• Work to complete
Locate all lines in the data below that hold "VERSANDKOSTEN" and show them.

• Records shown
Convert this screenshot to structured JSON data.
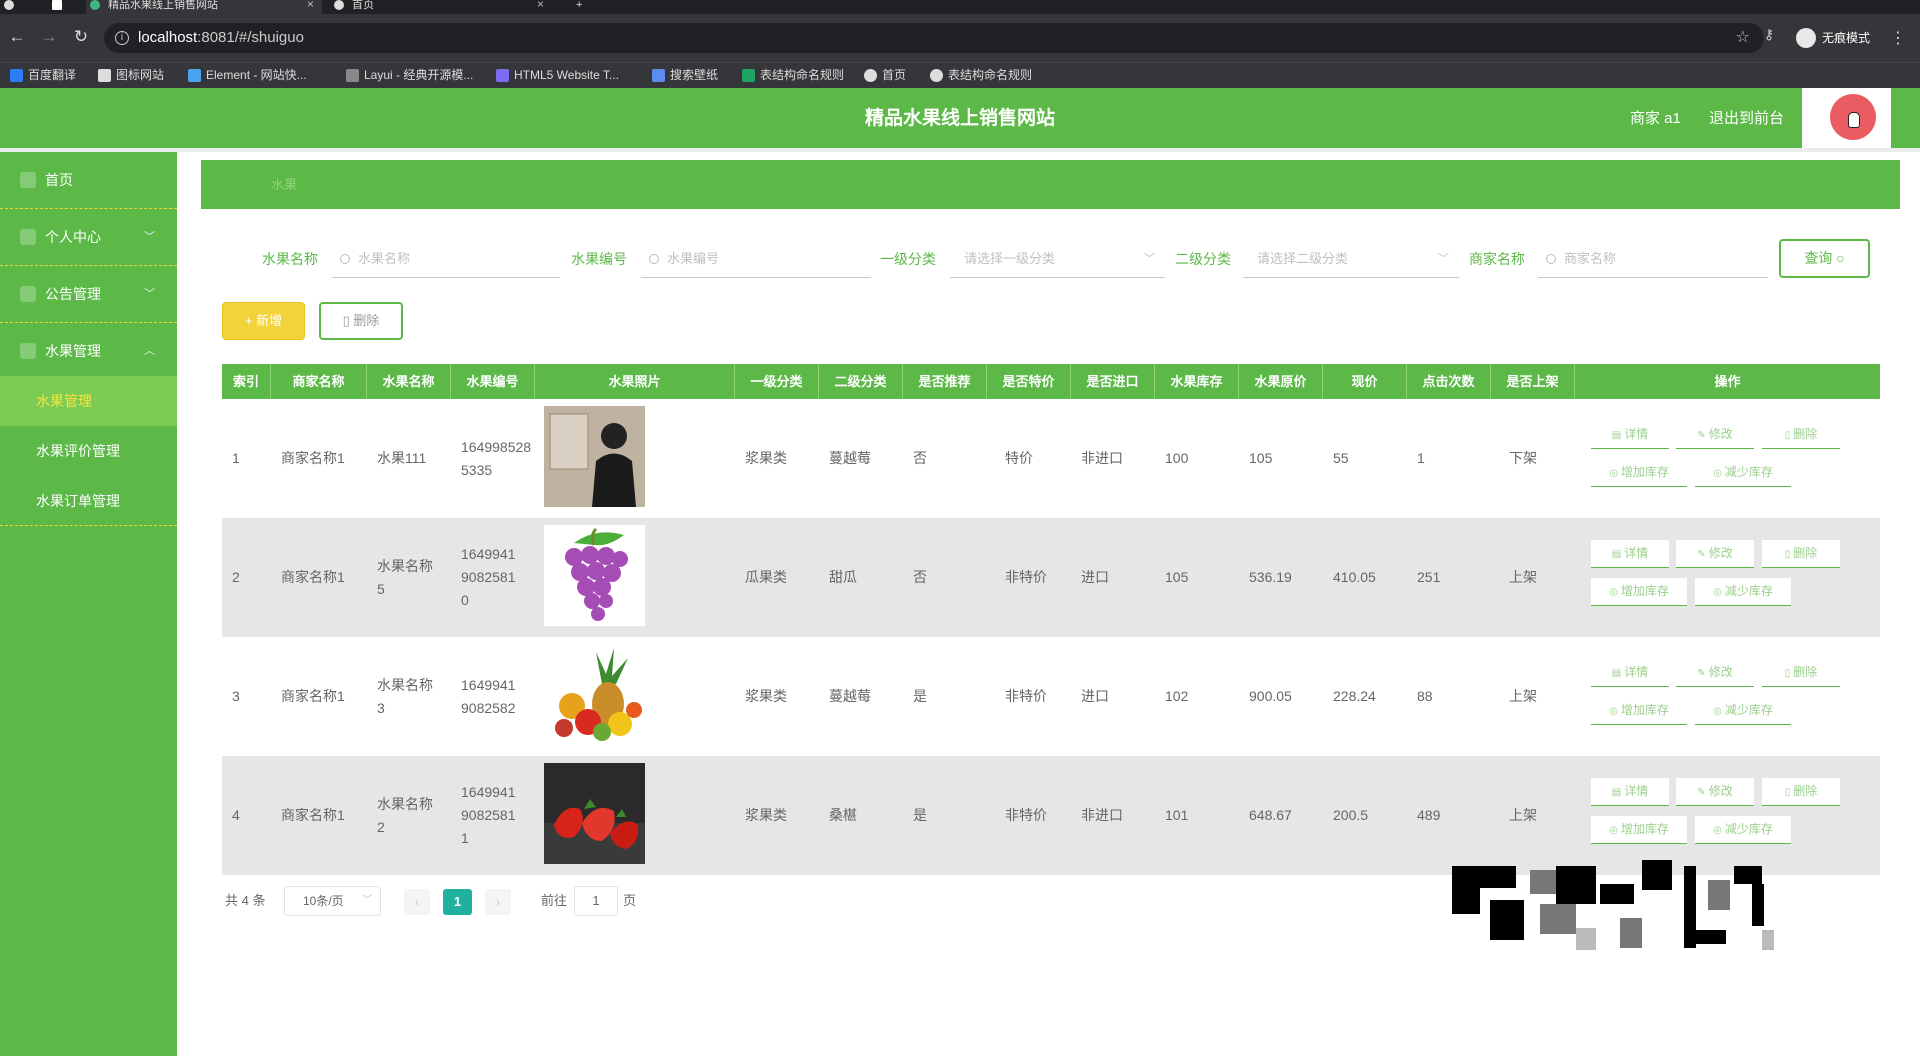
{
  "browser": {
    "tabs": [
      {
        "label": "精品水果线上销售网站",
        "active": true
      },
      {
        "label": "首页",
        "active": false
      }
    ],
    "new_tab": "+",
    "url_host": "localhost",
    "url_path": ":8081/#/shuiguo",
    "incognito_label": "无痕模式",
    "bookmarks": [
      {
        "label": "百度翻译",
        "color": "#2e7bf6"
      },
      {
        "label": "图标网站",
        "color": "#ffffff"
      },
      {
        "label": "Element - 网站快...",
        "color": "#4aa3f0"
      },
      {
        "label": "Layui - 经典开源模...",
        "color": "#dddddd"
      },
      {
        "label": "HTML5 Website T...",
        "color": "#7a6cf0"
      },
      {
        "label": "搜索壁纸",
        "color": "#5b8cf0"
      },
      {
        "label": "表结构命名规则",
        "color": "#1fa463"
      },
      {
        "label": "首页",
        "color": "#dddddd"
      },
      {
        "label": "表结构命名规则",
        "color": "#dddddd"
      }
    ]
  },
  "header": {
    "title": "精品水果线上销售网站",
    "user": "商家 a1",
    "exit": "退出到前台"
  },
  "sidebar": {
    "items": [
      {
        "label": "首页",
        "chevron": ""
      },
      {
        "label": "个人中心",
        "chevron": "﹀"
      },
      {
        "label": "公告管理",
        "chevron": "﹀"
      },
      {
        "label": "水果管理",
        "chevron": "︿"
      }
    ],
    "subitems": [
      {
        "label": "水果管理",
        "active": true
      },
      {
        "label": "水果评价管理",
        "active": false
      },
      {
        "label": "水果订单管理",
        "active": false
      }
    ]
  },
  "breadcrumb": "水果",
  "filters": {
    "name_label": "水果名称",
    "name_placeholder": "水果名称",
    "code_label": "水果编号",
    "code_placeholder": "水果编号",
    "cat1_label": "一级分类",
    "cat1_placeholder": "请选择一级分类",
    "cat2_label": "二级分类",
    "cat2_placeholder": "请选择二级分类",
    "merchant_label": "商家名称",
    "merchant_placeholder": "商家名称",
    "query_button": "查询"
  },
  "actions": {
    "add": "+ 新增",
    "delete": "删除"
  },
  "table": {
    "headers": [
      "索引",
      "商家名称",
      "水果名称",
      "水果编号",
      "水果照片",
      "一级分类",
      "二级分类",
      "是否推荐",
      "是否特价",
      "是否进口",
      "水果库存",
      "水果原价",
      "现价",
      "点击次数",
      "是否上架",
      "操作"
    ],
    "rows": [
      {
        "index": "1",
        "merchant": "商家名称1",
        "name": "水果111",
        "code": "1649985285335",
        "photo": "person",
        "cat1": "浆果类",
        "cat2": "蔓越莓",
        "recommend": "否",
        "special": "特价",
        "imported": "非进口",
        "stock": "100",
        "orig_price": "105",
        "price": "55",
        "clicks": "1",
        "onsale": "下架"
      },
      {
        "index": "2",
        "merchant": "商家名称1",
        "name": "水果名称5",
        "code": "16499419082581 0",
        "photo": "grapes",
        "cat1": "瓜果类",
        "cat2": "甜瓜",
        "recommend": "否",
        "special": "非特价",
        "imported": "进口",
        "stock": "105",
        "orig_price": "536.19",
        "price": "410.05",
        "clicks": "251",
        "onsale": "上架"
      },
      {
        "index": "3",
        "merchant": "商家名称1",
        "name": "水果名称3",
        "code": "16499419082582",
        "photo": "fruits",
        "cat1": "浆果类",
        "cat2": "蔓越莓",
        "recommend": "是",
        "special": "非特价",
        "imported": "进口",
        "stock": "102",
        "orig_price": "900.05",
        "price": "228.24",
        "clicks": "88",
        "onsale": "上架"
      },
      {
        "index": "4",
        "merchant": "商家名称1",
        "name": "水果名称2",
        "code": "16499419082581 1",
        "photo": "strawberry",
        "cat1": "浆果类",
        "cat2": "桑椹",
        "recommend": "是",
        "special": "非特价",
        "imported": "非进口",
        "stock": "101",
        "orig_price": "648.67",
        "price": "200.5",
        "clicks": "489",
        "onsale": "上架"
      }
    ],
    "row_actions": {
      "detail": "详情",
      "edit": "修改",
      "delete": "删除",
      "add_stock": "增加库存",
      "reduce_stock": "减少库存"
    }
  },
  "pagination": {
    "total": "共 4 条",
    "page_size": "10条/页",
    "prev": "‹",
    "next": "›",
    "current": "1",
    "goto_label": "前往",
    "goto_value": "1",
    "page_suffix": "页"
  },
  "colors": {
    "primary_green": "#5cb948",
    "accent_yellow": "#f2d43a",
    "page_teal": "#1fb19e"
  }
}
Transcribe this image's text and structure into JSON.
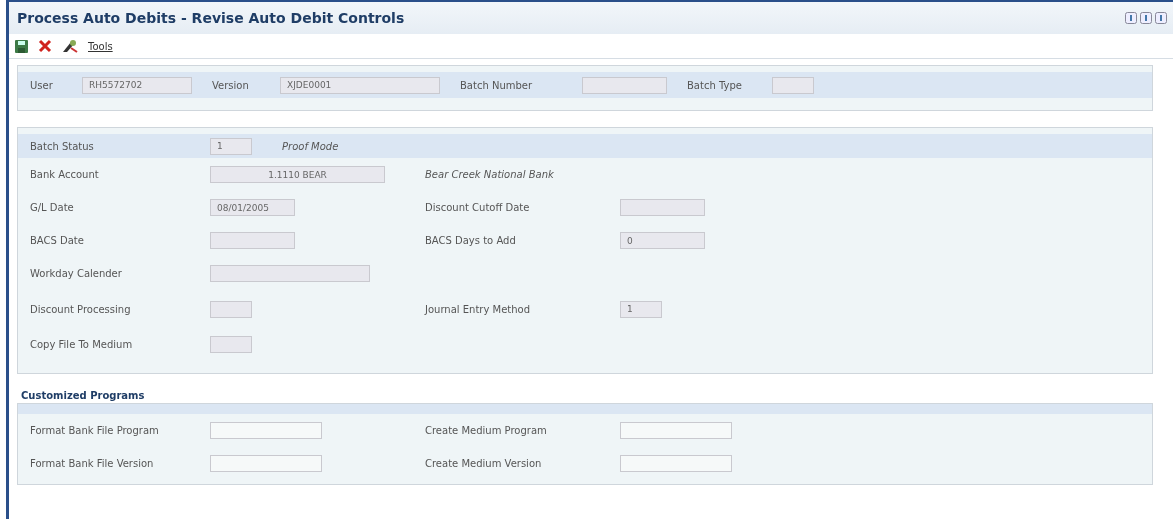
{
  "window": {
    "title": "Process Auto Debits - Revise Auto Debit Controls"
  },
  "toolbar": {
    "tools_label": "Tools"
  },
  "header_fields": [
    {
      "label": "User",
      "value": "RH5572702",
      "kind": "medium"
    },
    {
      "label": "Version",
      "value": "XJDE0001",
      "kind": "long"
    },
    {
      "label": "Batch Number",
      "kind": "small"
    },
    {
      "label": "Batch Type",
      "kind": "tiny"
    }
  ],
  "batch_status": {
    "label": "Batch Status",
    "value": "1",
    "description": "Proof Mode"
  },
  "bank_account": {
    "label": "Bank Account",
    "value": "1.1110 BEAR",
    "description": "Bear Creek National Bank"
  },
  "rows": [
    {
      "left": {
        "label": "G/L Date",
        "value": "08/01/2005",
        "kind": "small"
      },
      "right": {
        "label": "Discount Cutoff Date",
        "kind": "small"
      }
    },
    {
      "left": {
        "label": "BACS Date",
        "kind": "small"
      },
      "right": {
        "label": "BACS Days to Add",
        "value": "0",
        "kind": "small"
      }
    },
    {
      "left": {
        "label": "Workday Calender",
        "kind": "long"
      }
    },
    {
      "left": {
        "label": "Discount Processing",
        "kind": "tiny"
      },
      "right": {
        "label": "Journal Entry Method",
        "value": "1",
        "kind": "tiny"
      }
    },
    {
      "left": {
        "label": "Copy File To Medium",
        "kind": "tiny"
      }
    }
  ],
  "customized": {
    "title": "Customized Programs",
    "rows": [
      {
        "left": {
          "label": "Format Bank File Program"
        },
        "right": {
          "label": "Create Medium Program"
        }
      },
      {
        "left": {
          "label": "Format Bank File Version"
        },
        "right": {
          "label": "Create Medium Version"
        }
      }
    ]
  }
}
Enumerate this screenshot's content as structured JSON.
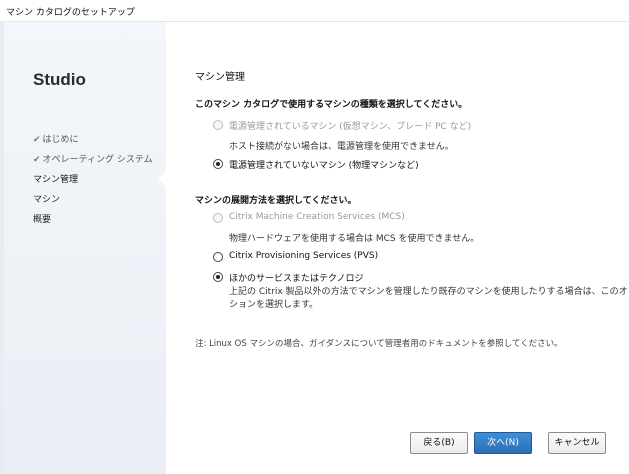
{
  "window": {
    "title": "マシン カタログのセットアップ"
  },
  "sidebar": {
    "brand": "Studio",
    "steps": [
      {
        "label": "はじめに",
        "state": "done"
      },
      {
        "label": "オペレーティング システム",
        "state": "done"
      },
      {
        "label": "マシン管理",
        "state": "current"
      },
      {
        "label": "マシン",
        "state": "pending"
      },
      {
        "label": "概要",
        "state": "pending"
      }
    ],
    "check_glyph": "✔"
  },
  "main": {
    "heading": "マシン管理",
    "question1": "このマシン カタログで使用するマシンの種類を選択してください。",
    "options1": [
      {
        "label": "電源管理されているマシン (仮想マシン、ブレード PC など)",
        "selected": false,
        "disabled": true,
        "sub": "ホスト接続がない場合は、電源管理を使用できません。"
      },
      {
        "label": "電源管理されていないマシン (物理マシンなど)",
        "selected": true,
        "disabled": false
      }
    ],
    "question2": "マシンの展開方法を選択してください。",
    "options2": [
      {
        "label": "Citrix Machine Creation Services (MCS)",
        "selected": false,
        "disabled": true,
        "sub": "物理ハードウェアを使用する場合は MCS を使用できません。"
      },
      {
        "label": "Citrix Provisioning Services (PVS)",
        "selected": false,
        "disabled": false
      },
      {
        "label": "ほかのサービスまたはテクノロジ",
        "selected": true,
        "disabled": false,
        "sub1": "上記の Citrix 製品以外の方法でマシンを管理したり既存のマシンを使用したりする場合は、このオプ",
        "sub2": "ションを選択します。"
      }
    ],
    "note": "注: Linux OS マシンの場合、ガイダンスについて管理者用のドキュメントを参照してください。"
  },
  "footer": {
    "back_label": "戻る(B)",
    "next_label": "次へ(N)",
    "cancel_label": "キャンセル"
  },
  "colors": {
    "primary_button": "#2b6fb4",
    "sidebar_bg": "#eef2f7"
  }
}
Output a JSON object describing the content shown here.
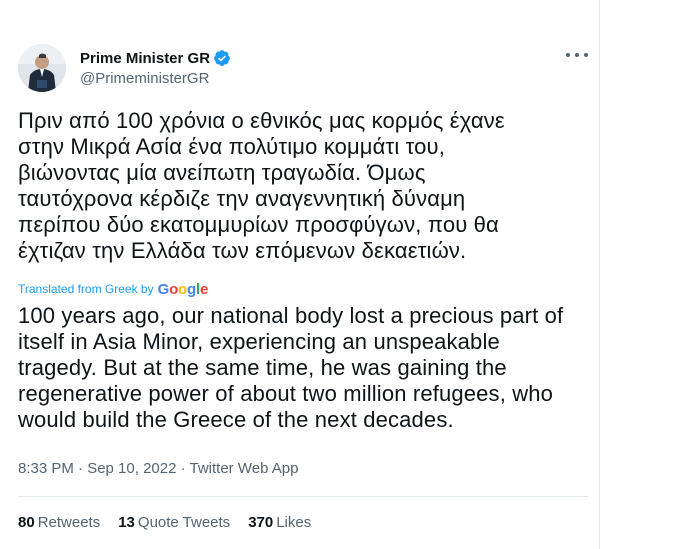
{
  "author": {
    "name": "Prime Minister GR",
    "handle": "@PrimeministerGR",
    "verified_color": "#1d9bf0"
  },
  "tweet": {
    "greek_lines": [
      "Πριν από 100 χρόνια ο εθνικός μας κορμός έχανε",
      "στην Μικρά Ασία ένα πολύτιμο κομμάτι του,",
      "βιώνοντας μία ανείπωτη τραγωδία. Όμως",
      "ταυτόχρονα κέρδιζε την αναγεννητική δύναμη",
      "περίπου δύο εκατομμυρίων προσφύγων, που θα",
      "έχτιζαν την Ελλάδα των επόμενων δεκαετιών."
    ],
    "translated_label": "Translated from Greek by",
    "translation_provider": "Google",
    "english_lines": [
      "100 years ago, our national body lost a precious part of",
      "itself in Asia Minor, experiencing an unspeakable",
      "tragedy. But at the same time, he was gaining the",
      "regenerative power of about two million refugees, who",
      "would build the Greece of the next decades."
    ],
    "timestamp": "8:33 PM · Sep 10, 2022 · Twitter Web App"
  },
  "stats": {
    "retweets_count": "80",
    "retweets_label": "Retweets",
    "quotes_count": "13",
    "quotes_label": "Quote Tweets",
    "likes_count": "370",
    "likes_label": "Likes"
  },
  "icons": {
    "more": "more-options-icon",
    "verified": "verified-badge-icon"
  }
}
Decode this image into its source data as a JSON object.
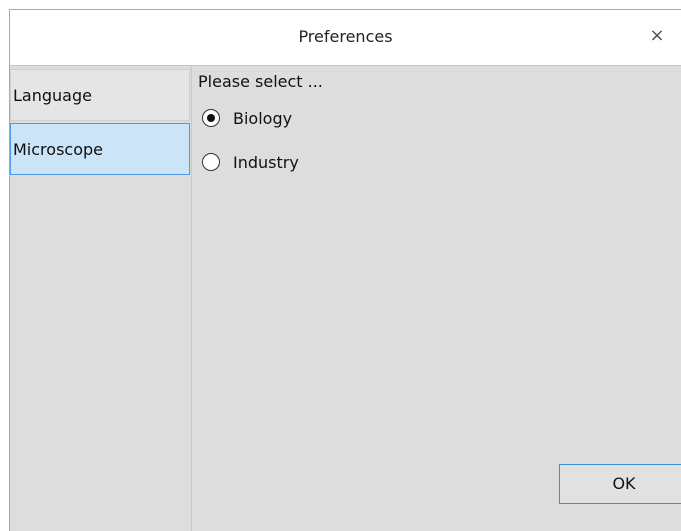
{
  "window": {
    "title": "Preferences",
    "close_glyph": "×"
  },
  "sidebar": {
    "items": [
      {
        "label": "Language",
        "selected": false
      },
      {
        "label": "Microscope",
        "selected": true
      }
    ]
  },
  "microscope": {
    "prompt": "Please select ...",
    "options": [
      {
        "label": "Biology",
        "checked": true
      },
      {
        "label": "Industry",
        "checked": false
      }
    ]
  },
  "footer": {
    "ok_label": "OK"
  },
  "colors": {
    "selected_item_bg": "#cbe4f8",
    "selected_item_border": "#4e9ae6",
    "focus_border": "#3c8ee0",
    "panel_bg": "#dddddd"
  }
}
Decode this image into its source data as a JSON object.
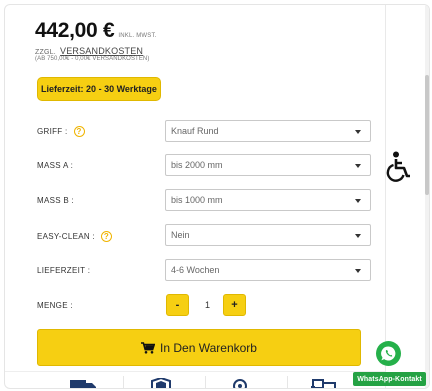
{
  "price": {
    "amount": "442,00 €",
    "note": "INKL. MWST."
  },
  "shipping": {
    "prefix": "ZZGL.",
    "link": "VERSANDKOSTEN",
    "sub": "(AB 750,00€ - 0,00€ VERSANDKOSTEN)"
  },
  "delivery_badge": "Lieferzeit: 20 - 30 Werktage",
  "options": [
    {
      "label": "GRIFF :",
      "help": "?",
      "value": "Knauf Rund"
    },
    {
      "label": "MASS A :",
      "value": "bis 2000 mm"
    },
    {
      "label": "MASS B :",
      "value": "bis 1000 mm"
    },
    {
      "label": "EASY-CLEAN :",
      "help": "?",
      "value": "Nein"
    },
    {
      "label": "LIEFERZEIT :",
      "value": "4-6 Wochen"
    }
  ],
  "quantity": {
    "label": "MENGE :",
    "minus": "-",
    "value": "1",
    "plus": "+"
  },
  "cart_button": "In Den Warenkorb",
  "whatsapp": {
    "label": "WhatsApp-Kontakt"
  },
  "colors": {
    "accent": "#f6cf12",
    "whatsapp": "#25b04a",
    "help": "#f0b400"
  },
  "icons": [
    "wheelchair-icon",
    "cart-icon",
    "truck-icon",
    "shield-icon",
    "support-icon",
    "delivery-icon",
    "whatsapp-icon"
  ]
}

• Task response
    "link": "VERSANDKOSTEN",
    "sub": "(AB 750,00€ - 0,00€ VERSANDKOSTEN)"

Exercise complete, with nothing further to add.